- **INSTRUCTION**: Pick out each line with the word "this" from the material that follows.

- **SOURCE MATERIAL**:
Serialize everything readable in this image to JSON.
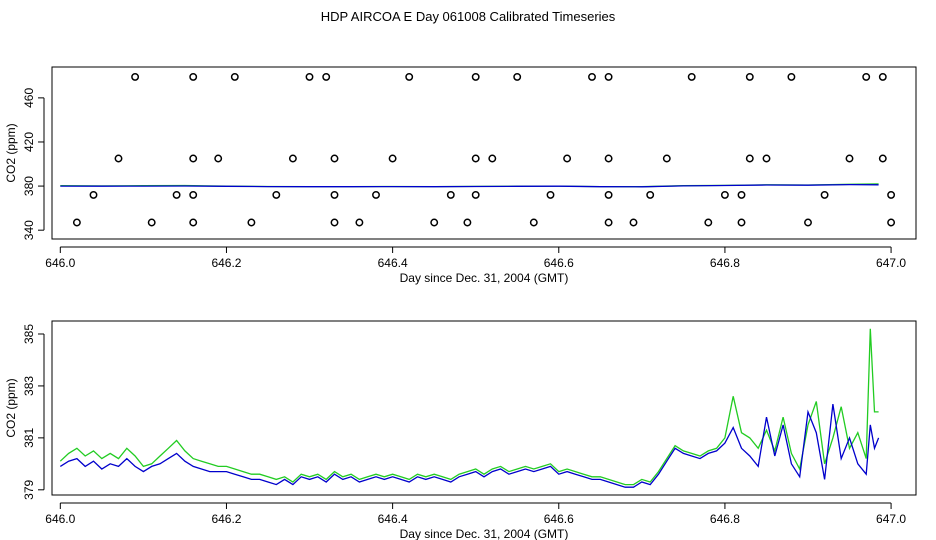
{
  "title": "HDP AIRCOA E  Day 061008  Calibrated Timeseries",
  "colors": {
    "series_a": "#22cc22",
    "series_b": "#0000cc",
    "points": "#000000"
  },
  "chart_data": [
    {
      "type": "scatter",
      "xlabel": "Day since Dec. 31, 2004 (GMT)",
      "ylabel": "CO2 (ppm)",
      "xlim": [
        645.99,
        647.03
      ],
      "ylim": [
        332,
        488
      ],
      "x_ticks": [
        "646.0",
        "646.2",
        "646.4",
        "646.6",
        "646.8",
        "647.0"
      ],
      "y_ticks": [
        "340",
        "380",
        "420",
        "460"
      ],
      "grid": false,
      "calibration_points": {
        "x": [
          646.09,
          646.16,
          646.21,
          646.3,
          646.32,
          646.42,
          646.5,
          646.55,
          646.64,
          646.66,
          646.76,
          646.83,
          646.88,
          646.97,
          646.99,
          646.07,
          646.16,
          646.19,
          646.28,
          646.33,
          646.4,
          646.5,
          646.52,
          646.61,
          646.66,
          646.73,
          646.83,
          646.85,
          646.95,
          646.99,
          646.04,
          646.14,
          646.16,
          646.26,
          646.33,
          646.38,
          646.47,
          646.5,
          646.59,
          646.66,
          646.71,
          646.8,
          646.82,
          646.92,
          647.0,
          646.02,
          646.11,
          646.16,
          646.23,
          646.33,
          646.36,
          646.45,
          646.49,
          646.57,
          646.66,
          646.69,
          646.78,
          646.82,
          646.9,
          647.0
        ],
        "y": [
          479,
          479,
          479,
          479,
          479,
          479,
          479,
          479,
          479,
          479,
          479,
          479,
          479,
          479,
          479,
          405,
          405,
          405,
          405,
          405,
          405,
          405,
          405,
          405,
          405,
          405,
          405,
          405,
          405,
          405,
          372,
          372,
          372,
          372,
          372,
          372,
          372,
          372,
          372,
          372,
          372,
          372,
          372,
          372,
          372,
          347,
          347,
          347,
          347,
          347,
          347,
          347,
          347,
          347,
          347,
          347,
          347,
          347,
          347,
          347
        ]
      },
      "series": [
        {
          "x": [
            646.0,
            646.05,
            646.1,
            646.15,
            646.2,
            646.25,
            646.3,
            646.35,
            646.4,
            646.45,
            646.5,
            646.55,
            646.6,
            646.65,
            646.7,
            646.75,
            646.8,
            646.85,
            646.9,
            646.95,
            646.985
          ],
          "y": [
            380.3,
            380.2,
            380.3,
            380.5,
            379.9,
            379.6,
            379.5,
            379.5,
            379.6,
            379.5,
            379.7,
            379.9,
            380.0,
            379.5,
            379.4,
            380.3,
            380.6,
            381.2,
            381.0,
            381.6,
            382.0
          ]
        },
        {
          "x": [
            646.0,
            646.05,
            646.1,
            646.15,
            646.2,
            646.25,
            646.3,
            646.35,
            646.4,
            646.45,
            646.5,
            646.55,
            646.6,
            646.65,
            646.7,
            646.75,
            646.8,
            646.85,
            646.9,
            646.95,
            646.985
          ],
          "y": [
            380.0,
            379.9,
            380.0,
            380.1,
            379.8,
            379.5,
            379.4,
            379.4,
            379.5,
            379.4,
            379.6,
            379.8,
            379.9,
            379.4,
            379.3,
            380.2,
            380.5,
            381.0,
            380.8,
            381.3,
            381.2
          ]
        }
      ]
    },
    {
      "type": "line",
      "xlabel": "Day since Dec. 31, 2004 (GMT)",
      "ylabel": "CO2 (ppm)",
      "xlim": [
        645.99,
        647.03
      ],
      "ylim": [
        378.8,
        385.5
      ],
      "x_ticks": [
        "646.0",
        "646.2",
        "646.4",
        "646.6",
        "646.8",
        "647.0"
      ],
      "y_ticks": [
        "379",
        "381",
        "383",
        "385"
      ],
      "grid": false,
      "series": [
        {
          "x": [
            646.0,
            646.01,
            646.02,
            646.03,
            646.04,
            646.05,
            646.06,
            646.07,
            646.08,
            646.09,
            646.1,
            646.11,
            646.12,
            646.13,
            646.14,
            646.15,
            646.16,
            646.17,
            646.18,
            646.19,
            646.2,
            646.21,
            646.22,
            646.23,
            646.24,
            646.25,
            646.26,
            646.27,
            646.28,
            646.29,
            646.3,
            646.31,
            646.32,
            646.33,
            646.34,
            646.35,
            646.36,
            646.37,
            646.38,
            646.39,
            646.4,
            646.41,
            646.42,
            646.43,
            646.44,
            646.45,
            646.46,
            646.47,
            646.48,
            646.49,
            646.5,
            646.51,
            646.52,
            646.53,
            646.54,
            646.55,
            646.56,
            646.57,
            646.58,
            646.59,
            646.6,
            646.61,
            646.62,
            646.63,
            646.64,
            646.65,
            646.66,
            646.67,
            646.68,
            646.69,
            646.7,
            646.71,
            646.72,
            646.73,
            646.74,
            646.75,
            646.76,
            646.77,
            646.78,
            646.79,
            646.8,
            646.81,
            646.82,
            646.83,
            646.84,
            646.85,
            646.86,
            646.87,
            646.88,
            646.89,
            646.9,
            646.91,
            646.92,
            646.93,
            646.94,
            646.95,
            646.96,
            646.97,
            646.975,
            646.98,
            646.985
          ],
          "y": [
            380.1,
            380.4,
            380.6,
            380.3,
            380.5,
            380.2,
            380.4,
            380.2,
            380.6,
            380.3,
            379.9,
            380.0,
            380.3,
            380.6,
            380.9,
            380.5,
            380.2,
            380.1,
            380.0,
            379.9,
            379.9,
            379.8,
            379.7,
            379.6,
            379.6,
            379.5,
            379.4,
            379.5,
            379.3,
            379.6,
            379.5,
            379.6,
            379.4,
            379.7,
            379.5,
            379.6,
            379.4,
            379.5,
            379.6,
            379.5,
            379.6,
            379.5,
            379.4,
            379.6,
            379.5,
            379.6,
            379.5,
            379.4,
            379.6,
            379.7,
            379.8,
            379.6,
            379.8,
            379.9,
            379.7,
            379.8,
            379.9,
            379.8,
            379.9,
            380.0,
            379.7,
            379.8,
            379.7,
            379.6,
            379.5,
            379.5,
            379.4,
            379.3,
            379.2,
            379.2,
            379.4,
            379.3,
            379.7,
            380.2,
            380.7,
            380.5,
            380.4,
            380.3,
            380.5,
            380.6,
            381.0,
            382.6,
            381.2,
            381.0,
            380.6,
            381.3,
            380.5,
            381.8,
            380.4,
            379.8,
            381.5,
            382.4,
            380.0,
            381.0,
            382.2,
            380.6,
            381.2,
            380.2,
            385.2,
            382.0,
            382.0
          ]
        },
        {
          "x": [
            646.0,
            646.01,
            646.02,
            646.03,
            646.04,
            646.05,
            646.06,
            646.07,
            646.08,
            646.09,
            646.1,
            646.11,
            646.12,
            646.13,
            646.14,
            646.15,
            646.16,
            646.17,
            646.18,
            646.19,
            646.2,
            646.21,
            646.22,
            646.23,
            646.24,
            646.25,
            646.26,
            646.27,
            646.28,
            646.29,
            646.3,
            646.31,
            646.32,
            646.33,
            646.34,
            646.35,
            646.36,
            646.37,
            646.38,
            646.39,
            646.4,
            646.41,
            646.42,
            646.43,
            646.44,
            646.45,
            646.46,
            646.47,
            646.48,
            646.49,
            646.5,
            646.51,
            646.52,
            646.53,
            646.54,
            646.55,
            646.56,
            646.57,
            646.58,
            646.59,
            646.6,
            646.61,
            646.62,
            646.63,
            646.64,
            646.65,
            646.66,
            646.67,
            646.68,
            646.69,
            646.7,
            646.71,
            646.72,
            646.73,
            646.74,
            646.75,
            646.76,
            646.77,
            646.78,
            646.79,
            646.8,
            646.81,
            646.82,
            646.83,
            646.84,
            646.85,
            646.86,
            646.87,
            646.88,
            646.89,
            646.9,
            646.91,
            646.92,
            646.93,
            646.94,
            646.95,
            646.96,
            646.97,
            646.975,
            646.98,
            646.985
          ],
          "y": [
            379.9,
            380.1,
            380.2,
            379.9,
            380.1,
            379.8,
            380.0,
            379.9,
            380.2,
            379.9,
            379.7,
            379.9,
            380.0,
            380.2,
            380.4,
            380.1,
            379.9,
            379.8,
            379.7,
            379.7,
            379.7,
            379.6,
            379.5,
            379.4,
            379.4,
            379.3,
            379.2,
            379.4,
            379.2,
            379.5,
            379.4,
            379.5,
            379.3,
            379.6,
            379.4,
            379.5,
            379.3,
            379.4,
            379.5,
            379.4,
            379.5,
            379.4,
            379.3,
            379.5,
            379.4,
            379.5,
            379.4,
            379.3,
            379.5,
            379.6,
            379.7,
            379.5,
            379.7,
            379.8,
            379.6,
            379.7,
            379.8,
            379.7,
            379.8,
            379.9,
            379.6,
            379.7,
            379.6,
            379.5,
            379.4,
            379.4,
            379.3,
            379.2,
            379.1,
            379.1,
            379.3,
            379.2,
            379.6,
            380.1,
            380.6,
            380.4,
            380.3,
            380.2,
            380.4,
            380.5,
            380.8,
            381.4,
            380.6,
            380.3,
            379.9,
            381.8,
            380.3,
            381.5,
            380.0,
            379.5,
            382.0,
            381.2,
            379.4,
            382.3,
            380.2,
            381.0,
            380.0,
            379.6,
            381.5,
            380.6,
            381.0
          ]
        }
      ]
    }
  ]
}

==

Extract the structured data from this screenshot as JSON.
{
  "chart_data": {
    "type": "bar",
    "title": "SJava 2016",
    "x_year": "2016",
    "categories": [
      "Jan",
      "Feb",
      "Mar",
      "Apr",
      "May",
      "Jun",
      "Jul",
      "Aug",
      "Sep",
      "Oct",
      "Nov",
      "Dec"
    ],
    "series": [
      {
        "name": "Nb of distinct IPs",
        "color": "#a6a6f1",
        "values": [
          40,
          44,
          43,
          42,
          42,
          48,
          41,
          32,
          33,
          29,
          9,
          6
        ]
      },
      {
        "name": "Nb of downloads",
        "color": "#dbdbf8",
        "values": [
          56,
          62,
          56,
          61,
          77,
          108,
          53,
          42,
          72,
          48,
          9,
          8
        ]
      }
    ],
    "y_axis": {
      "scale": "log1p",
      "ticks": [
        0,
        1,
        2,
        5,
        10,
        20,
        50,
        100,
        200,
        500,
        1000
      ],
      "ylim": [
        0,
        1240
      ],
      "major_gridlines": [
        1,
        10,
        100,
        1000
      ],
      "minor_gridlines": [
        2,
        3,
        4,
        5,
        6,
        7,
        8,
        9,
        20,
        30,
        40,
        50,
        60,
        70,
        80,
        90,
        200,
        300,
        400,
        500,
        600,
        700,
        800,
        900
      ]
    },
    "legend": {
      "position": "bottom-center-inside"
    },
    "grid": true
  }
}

- **RIGHT ANSWER**:
Serialize everything readable in this image to JSON.
Extract the structured data from this screenshot as JSON.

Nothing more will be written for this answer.